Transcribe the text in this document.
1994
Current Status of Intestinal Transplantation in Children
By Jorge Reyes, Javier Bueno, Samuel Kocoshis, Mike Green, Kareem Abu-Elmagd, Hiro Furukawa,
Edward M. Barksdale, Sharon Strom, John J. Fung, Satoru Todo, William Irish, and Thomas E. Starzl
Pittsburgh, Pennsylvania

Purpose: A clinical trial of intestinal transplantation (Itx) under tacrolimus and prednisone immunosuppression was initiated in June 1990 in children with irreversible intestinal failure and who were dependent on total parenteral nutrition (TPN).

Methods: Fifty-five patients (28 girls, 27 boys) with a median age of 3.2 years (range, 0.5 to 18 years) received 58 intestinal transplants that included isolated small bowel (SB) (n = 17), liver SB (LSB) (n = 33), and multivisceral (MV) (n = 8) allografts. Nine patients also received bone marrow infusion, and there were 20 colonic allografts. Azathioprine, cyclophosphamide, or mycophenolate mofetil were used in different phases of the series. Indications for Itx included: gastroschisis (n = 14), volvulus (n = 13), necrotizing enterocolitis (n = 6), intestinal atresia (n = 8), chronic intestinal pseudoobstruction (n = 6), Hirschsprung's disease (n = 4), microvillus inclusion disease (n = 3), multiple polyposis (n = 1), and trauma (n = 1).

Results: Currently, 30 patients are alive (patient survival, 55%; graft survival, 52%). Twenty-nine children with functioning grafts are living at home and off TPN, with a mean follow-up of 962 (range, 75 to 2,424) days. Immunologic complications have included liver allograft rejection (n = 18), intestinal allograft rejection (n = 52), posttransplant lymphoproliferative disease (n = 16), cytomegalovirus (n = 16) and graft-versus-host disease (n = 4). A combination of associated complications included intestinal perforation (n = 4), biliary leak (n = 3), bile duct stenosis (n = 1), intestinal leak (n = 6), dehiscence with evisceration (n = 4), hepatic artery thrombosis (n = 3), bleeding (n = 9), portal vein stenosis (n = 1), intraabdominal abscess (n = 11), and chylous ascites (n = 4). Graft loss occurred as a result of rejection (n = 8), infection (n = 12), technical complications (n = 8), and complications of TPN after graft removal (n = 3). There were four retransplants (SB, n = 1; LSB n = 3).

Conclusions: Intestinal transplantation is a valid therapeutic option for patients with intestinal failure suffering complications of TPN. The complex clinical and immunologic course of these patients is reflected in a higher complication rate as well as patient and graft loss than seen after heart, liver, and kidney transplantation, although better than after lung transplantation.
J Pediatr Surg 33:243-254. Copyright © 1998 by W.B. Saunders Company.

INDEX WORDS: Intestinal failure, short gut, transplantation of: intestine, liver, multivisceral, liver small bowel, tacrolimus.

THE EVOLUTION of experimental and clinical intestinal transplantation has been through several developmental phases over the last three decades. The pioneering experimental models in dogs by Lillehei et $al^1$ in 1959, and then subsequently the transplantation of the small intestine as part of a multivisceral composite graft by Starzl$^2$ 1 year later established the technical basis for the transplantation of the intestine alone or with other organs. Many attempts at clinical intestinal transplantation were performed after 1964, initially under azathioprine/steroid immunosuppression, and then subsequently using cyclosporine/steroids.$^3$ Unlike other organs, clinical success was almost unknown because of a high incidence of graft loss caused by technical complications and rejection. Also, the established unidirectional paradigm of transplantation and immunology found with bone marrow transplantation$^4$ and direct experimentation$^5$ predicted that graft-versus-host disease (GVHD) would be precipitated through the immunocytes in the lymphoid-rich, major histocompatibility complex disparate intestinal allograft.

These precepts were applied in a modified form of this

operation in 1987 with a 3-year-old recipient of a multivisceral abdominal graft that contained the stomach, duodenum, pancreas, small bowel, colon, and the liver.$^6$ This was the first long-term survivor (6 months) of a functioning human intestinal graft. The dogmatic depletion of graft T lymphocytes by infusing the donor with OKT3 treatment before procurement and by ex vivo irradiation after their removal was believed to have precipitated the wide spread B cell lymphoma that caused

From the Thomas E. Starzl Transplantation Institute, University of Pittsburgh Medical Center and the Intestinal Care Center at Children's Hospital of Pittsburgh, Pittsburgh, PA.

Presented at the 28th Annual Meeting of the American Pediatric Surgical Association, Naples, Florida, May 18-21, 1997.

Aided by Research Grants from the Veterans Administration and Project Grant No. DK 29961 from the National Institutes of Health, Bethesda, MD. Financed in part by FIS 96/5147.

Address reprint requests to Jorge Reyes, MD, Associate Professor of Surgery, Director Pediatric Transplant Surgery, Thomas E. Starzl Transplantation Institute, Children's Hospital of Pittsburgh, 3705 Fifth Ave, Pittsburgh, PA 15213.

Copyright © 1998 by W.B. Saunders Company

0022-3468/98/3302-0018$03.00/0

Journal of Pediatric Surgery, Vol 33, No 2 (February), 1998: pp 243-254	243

==

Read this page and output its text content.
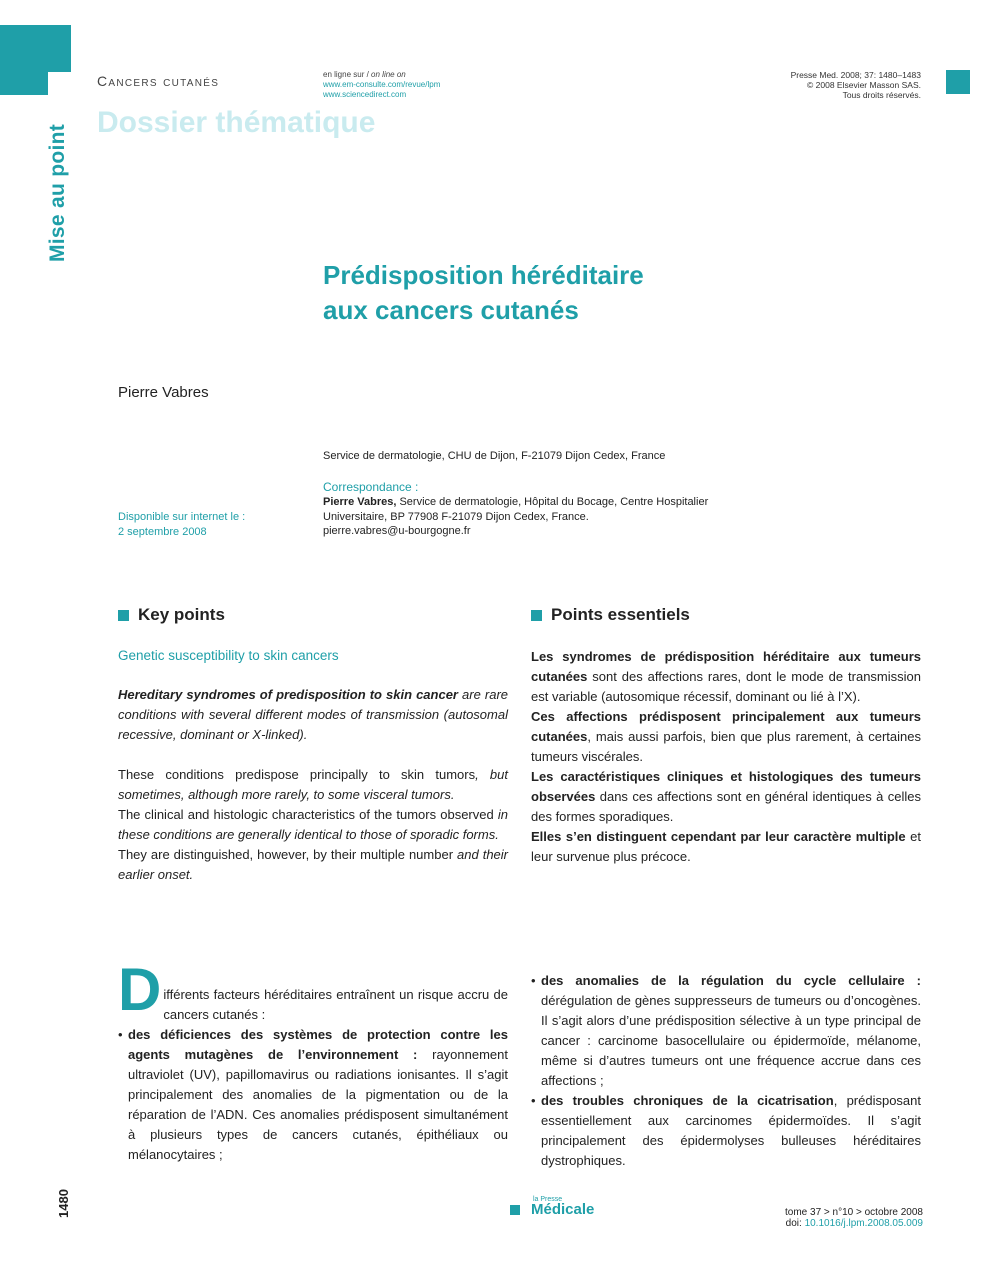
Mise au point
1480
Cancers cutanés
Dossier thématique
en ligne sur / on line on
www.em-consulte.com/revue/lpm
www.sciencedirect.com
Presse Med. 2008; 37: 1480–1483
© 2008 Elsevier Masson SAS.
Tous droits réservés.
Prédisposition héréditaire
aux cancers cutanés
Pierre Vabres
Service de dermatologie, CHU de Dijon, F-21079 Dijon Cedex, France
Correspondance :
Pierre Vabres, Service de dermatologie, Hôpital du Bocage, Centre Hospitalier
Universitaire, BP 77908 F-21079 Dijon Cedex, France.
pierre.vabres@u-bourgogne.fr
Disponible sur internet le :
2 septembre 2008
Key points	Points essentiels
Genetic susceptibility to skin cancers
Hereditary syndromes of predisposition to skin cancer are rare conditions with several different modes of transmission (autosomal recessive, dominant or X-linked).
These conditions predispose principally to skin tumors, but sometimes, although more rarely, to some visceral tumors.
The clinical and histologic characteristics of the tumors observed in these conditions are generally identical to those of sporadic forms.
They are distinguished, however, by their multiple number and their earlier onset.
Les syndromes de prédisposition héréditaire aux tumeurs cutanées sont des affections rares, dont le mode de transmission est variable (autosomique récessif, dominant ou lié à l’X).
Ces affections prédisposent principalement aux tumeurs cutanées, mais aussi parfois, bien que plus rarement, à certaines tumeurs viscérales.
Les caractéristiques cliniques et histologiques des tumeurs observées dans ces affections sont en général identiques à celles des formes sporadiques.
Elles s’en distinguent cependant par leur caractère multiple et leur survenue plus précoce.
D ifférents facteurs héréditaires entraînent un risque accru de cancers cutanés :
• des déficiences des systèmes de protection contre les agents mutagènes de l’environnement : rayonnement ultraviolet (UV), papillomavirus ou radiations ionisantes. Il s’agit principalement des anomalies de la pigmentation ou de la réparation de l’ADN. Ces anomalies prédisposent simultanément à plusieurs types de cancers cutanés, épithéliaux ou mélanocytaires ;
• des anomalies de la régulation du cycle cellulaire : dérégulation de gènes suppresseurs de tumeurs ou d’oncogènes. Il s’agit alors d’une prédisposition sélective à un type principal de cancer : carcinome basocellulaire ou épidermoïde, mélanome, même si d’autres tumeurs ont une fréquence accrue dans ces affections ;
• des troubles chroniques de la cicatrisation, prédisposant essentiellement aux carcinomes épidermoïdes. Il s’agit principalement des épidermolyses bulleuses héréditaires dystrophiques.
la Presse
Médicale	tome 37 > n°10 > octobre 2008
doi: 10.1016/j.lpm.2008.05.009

▶ **Exercise prompt**
For each line of the entries that contains the word "tumeurs", make a copy.

▶ **Your response**
Les syndromes de prédisposition héréditaire aux tumeurs cutanées sont des affections rares, dont le mode de transmission est variable (autosomique récessif, dominant ou lié à l’X).
Ces affections prédisposent principalement aux tumeurs cutanées, mais aussi parfois, bien que plus rarement, à certaines tumeurs viscérales.
Les caractéristiques cliniques et histologiques des tumeurs observées dans ces affections sont en général identiques à celles des formes sporadiques.
• des anomalies de la régulation du cycle cellulaire : dérégulation de gènes suppresseurs de tumeurs ou d’oncogènes. Il s’agit alors d’une prédisposition sélective à un type principal de cancer : carcinome basocellulaire ou épidermoïde, mélanome, même si d’autres tumeurs ont une fréquence accrue dans ces affections ;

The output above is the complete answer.